Given request: Can the data below be set down again exactly, line for line?

(Stored entries)
******************************

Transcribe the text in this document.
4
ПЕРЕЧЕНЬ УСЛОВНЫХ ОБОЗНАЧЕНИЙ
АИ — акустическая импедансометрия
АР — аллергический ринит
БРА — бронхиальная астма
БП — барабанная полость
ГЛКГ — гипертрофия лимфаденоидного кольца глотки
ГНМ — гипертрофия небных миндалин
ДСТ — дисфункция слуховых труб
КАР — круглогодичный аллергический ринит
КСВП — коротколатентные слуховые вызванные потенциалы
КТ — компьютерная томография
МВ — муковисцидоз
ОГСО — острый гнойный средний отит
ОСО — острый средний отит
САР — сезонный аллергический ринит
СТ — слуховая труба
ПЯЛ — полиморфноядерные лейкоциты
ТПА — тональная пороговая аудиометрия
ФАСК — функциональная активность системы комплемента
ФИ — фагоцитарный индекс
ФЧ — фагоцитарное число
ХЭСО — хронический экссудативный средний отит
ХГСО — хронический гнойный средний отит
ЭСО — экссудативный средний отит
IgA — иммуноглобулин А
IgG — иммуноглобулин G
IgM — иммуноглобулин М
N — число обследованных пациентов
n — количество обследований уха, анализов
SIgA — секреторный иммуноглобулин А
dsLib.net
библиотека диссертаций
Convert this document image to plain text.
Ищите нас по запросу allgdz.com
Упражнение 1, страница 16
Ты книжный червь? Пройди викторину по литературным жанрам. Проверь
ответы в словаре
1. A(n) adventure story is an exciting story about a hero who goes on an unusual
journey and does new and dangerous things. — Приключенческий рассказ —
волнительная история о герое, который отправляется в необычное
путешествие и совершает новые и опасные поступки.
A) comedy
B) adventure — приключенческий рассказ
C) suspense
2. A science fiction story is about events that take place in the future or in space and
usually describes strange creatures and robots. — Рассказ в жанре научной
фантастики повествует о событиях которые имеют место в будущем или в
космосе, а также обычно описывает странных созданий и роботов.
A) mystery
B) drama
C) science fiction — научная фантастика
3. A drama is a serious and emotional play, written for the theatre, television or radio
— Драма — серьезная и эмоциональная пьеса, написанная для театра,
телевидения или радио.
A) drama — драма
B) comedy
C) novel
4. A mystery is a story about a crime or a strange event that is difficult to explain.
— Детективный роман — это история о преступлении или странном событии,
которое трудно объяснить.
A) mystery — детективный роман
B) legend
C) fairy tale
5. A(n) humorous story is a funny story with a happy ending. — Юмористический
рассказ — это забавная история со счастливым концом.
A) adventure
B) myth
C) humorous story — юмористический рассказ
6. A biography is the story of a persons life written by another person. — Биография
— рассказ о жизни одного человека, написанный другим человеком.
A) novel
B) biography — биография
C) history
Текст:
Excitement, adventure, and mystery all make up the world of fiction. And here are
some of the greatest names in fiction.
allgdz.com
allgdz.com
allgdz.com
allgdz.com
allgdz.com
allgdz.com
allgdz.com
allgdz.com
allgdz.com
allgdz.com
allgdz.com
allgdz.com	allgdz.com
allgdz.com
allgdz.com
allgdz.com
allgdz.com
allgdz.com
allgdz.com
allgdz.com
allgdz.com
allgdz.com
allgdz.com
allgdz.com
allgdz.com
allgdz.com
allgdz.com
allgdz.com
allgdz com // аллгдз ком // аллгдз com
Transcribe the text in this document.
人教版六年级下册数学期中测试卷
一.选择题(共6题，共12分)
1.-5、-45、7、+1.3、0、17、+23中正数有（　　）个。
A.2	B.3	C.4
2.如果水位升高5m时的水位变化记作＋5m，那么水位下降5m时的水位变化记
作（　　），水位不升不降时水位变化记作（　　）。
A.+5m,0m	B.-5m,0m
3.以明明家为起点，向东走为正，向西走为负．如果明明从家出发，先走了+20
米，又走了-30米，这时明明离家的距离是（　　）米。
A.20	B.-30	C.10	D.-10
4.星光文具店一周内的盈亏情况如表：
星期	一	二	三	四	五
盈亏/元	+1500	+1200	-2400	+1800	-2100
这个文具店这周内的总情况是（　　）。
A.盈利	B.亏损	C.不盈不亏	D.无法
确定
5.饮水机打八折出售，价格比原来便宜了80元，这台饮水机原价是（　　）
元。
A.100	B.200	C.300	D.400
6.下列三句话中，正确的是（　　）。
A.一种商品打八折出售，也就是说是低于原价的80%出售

******************************

Result of this task:
Transcribe the text in this document.
4
ПЕРЕЧЕНЬ УСЛОВНЫХ ОБОЗНАЧЕНИЙ
АИ — акустическая импедансометрия
АР — аллергический ринит
БРА — бронхиальная астма
БП — барабанная полость
ГЛКГ — гипертрофия лимфаденоидного кольца глотки
ГНМ — гипертрофия небных миндалин
ДСТ — дисфункция слуховых труб
КАР — круглогодичный аллергический ринит
КСВП — коротколатентные слуховые вызванные потенциалы
КТ — компьютерная томография
МВ — муковисцидоз
ОГСО — острый гнойный средний отит
ОСО — острый средний отит
САР — сезонный аллергический ринит
СТ — слуховая труба
ПЯЛ — полиморфноядерные лейкоциты
ТПА — тональная пороговая аудиометрия
ФАСК — функциональная активность системы комплемента
ФИ — фагоцитарный индекс
ФЧ — фагоцитарное число
ХЭСО — хронический экссудативный средний отит
ХГСО — хронический гнойный средний отит
ЭСО — экссудативный средний отит
IgA — иммуноглобулин А
IgG — иммуноглобулин G
IgM — иммуноглобулин М
N — число обследованных пациентов
n — количество обследований уха, анализов
SIgA — секреторный иммуноглобулин А
dsLib.net
библиотека диссертаций
Convert this document image to plain text.
Ищите нас по запросу allgdz.com
Упражнение 1, страница 16
Ты книжный червь? Пройди викторину по литературным жанрам. Проверь
ответы в словаре
1. A(n) adventure story is an exciting story about a hero who goes on an unusual
journey and does new and dangerous things. — Приключенческий рассказ —
волнительная история о герое, который отправляется в необычное
путешествие и совершает новые и опасные поступки.
A) comedy
B) adventure — приключенческий рассказ
C) suspense
2. A science fiction story is about events that take place in the future or in space and
usually describes strange creatures and robots. — Рассказ в жанре научной
фантастики повествует о событиях которые имеют место в будущем или в
космосе, а также обычно описывает странных созданий и роботов.
A) mystery
B) drama
C) science fiction — научная фантастика
3. A drama is a serious and emotional play, written for the theatre, television or radio
— Драма — серьезная и эмоциональная пьеса, написанная для театра,
телевидения или радио.
A) drama — драма
B) comedy
C) novel
4. A mystery is a story about a crime or a strange event that is difficult to explain.
— Детективный роман — это история о преступлении или странном событии,
которое трудно объяснить.
A) mystery — детективный роман
B) legend
C) fairy tale
5. A(n) humorous story is a funny story with a happy ending. — Юмористический
рассказ — это забавная история со счастливым концом.
A) adventure
B) myth
C) humorous story — юмористический рассказ
6. A biography is the story of a persons life written by another person. — Биография
— рассказ о жизни одного человека, написанный другим человеком.
A) novel
B) biography — биография
C) history
Текст:
Excitement, adventure, and mystery all make up the world of fiction. And here are
some of the greatest names in fiction.
allgdz.com
allgdz.com
allgdz.com
allgdz.com
allgdz.com
allgdz.com
allgdz.com
allgdz.com
allgdz.com
allgdz.com
allgdz.com
allgdz.com	allgdz.com
allgdz.com
allgdz.com
allgdz.com
allgdz.com
allgdz.com
allgdz.com
allgdz.com
allgdz.com
allgdz.com
allgdz.com
allgdz.com
allgdz.com
allgdz.com
allgdz.com
allgdz.com
allgdz com // аллгдз ком // аллгдз com
Transcribe the text in this document.
人教版六年级下册数学期中测试卷
一.选择题(共6题，共12分)
1.-5、-45、7、+1.3、0、17、+23中正数有（　　）个。
A.2	B.3	C.4
2.如果水位升高5m时的水位变化记作＋5m，那么水位下降5m时的水位变化记
作（　　），水位不升不降时水位变化记作（　　）。
A.+5m,0m	B.-5m,0m
3.以明明家为起点，向东走为正，向西走为负．如果明明从家出发，先走了+20
米，又走了-30米，这时明明离家的距离是（　　）米。
A.20	B.-30	C.10	D.-10
4.星光文具店一周内的盈亏情况如表：
星期	一	二	三	四	五
盈亏/元	+1500	+1200	-2400	+1800	-2100
这个文具店这周内的总情况是（　　）。
A.盈利	B.亏损	C.不盈不亏	D.无法
确定
5.饮水机打八折出售，价格比原来便宜了80元，这台饮水机原价是（　　）
元。
A.100	B.200	C.300	D.400
6.下列三句话中，正确的是（　　）。
A.一种商品打八折出售，也就是说是低于原价的80%出售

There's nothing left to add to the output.